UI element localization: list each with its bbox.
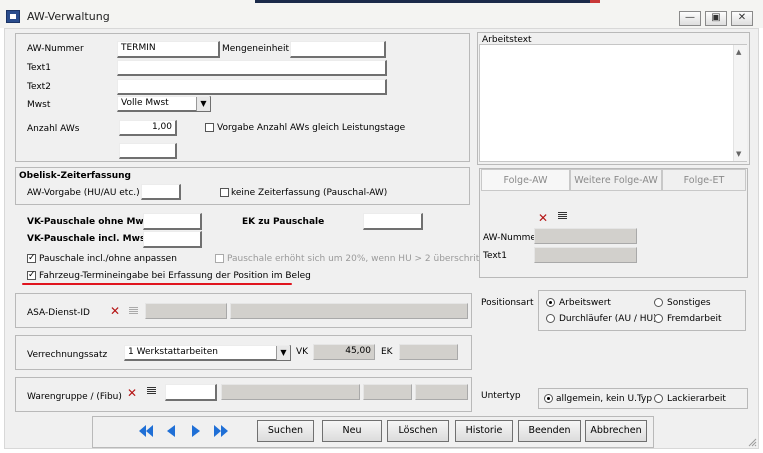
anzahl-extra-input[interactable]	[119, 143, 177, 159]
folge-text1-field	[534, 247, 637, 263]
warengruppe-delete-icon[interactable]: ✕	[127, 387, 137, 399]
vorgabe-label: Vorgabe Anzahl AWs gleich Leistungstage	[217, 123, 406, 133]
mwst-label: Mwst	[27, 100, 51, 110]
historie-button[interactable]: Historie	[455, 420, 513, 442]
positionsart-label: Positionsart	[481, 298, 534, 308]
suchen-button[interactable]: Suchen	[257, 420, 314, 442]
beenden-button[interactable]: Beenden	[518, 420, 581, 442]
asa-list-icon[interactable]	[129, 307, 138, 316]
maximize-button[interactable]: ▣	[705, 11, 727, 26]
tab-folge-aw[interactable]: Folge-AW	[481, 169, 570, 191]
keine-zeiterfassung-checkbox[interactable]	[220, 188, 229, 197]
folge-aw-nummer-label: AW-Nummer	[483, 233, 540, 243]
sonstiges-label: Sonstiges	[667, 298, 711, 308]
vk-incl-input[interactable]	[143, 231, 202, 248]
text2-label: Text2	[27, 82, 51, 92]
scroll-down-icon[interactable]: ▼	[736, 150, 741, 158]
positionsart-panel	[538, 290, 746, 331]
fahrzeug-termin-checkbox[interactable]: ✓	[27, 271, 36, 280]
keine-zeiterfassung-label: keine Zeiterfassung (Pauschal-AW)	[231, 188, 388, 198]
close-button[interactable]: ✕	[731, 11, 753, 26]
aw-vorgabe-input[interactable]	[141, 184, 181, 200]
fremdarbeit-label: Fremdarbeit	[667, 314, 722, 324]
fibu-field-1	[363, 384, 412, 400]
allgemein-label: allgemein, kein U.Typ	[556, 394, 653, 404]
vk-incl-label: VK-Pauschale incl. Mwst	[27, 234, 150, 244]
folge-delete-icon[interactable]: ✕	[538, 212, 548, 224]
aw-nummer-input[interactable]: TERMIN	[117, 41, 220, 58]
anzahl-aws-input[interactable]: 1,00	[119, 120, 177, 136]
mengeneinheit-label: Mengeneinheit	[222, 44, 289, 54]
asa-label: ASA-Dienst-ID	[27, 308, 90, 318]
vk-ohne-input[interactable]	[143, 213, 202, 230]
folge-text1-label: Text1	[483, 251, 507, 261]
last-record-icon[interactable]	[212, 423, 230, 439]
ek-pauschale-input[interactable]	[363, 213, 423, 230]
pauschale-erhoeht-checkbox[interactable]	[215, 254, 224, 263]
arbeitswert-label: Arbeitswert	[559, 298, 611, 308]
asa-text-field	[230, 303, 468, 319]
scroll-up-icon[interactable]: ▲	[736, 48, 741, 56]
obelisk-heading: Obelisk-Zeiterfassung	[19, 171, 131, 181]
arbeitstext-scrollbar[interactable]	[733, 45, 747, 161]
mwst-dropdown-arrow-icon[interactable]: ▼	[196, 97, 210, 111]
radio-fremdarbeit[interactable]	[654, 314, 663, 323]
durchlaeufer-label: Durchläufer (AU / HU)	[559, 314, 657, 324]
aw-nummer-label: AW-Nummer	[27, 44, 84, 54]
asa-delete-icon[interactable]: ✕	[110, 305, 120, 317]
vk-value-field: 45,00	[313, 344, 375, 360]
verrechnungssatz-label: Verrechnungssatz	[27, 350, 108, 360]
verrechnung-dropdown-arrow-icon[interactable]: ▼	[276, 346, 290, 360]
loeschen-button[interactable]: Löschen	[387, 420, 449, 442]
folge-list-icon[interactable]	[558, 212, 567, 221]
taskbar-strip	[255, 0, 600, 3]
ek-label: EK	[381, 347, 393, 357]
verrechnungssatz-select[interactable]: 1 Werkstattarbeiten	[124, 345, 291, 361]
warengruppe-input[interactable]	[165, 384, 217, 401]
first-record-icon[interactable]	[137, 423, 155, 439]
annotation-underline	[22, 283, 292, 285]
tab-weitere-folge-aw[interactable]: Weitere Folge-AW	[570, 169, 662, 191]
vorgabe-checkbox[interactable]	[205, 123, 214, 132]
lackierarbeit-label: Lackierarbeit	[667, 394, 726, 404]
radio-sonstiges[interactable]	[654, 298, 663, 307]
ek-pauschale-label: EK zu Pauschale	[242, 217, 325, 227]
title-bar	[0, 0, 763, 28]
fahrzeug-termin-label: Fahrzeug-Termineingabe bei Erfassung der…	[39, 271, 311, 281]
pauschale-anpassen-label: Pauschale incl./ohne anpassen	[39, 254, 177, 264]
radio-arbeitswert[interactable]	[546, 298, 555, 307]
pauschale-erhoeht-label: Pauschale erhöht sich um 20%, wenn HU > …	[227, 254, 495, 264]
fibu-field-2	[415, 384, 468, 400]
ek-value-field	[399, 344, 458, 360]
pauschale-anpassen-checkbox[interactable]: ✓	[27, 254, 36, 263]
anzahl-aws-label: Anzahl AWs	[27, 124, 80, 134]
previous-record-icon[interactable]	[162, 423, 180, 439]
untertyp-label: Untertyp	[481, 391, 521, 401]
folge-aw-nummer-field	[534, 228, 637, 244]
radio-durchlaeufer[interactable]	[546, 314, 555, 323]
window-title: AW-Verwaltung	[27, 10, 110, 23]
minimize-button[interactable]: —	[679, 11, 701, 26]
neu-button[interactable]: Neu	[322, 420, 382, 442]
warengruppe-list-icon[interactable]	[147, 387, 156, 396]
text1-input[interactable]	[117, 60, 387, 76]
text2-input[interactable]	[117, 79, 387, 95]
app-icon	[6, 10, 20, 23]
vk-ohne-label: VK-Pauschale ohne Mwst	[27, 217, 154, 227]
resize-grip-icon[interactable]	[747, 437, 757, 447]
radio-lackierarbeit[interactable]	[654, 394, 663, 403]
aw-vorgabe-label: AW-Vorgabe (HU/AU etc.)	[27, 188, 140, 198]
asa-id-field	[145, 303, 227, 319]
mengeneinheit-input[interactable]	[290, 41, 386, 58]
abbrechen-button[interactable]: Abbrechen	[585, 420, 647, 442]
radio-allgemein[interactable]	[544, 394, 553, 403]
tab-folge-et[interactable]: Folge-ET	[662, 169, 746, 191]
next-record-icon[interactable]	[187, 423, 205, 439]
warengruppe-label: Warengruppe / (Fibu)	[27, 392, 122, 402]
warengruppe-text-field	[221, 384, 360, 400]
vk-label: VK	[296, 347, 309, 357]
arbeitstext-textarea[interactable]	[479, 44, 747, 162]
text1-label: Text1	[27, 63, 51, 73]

_____

TASK DETAILS: Rewrite all of the records above as a numbered list, one line per item, and skip any blank lines. Leave the pictures out.

FULL RESPONSE:
1. UI element localization: list each with its bbox.
2. anzahl-extra-input[interactable]	[119, 143, 177, 159]
3. folge-text1-field	[534, 247, 637, 263]
4. warengruppe-delete-icon[interactable]: ✕	[127, 387, 137, 399]
5. vorgabe-label: Vorgabe Anzahl AWs gleich Leistungstage	[217, 123, 406, 133]
6. mwst-label: Mwst	[27, 100, 51, 110]
7. historie-button[interactable]: Historie	[455, 420, 513, 442]
8. positionsart-label: Positionsart	[481, 298, 534, 308]
9. suchen-button[interactable]: Suchen	[257, 420, 314, 442]
10. beenden-button[interactable]: Beenden	[518, 420, 581, 442]
11. asa-list-icon[interactable]	[129, 307, 138, 316]
12. maximize-button[interactable]: ▣	[705, 11, 727, 26]
13. tab-folge-aw[interactable]: Folge-AW	[481, 169, 570, 191]
14. keine-zeiterfassung-checkbox[interactable]	[220, 188, 229, 197]
15. folge-aw-nummer-label: AW-Nummer	[483, 233, 540, 243]
16. sonstiges-label: Sonstiges	[667, 298, 711, 308]
17. vk-incl-input[interactable]	[143, 231, 202, 248]
18. text2-label: Text2	[27, 82, 51, 92]
19. scroll-down-icon[interactable]: ▼	[736, 150, 741, 158]
20. positionsart-panel	[538, 290, 746, 331]
21. fahrzeug-termin-checkbox[interactable]: ✓	[27, 271, 36, 280]
22. keine-zeiterfassung-label: keine Zeiterfassung (Pauschal-AW)	[231, 188, 388, 198]
23. close-button[interactable]: ✕	[731, 11, 753, 26]
24. aw-vorgabe-input[interactable]	[141, 184, 181, 200]
25. fremdarbeit-label: Fremdarbeit	[667, 314, 722, 324]
26. fibu-field-1	[363, 384, 412, 400]
27. allgemein-label: allgemein, kein U.Typ	[556, 394, 653, 404]
28. vk-incl-label: VK-Pauschale incl. Mwst	[27, 234, 150, 244]
29. folge-delete-icon[interactable]: ✕	[538, 212, 548, 224]
30. aw-nummer-input[interactable]: TERMIN	[117, 41, 220, 58]
31. anzahl-aws-input[interactable]: 1,00	[119, 120, 177, 136]
32. mengeneinheit-label: Mengeneinheit	[222, 44, 289, 54]
33. asa-label: ASA-Dienst-ID	[27, 308, 90, 318]
34. vk-ohne-input[interactable]	[143, 213, 202, 230]
35. folge-text1-label: Text1	[483, 251, 507, 261]
36. last-record-icon[interactable]	[212, 423, 230, 439]
37. ek-pauschale-input[interactable]	[363, 213, 423, 230]
38. pauschale-erhoeht-checkbox[interactable]	[215, 254, 224, 263]
39. arbeitswert-label: Arbeitswert	[559, 298, 611, 308]
40. asa-text-field	[230, 303, 468, 319]
41. scroll-up-icon[interactable]: ▲	[736, 48, 741, 56]
42. obelisk-heading: Obelisk-Zeiterfassung	[19, 171, 131, 181]
43. arbeitstext-scrollbar[interactable]	[733, 45, 747, 161]
44. mwst-dropdown-arrow-icon[interactable]: ▼	[196, 97, 210, 111]
45. radio-fremdarbeit[interactable]	[654, 314, 663, 323]
46. durchlaeufer-label: Durchläufer (AU / HU)	[559, 314, 657, 324]
47. aw-nummer-label: AW-Nummer	[27, 44, 84, 54]
48. asa-delete-icon[interactable]: ✕	[110, 305, 120, 317]
49. vk-value-field: 45,00	[313, 344, 375, 360]
50. verrechnungssatz-label: Verrechnungssatz	[27, 350, 108, 360]
51. verrechnung-dropdown-arrow-icon[interactable]: ▼	[276, 346, 290, 360]
52. loeschen-button[interactable]: Löschen	[387, 420, 449, 442]
53. folge-list-icon[interactable]	[558, 212, 567, 221]
54. taskbar-strip	[255, 0, 600, 3]
55. ek-label: EK	[381, 347, 393, 357]
56. verrechnungssatz-select[interactable]: 1 Werkstattarbeiten	[124, 345, 291, 361]
57. warengruppe-input[interactable]	[165, 384, 217, 401]
58. first-record-icon[interactable]	[137, 423, 155, 439]
59. annotation-underline	[22, 283, 292, 285]
60. tab-weitere-folge-aw[interactable]: Weitere Folge-AW	[570, 169, 662, 191]
61. vorgabe-checkbox[interactable]	[205, 123, 214, 132]
62. lackierarbeit-label: Lackierarbeit	[667, 394, 726, 404]
63. radio-sonstiges[interactable]	[654, 298, 663, 307]
64. ek-pauschale-label: EK zu Pauschale	[242, 217, 325, 227]
65. title-bar	[0, 0, 763, 28]
66. fahrzeug-termin-label: Fahrzeug-Termineingabe bei Erfassung der…	[39, 271, 311, 281]
67. pauschale-anpassen-label: Pauschale incl./ohne anpassen	[39, 254, 177, 264]
68. radio-arbeitswert[interactable]	[546, 298, 555, 307]
69. pauschale-erhoeht-label: Pauschale erhöht sich um 20%, wenn HU > …	[227, 254, 495, 264]
70. fibu-field-2	[415, 384, 468, 400]
71. ek-value-field	[399, 344, 458, 360]
72. pauschale-anpassen-checkbox[interactable]: ✓	[27, 254, 36, 263]
73. anzahl-aws-label: Anzahl AWs	[27, 124, 80, 134]
74. previous-record-icon[interactable]	[162, 423, 180, 439]
75. untertyp-label: Untertyp	[481, 391, 521, 401]
76. folge-aw-nummer-field	[534, 228, 637, 244]
77. radio-durchlaeufer[interactable]	[546, 314, 555, 323]
78. window-title: AW-Verwaltung	[27, 10, 110, 23]
79. minimize-button[interactable]: —	[679, 11, 701, 26]
80. neu-button[interactable]: Neu	[322, 420, 382, 442]
81. warengruppe-list-icon[interactable]	[147, 387, 156, 396]
82. text1-input[interactable]	[117, 60, 387, 76]
83. text2-input[interactable]	[117, 79, 387, 95]
84. app-icon	[6, 10, 20, 23]
85. vk-ohne-label: VK-Pauschale ohne Mwst	[27, 217, 154, 227]
86. resize-grip-icon[interactable]	[747, 437, 757, 447]
87. radio-lackierarbeit[interactable]	[654, 394, 663, 403]
88. aw-vorgabe-label: AW-Vorgabe (HU/AU etc.)	[27, 188, 140, 198]
89. asa-id-field	[145, 303, 227, 319]
90. mengeneinheit-input[interactable]	[290, 41, 386, 58]
91. abbrechen-button[interactable]: Abbrechen	[585, 420, 647, 442]
92. radio-allgemein[interactable]	[544, 394, 553, 403]
93. tab-folge-et[interactable]: Folge-ET	[662, 169, 746, 191]
94. next-record-icon[interactable]	[187, 423, 205, 439]
95. warengruppe-label: Warengruppe / (Fibu)	[27, 392, 122, 402]
96. warengruppe-text-field	[221, 384, 360, 400]
97. vk-label: VK	[296, 347, 309, 357]
98. arbeitstext-textarea[interactable]	[479, 44, 747, 162]
99. text1-label: Text1	[27, 63, 51, 73]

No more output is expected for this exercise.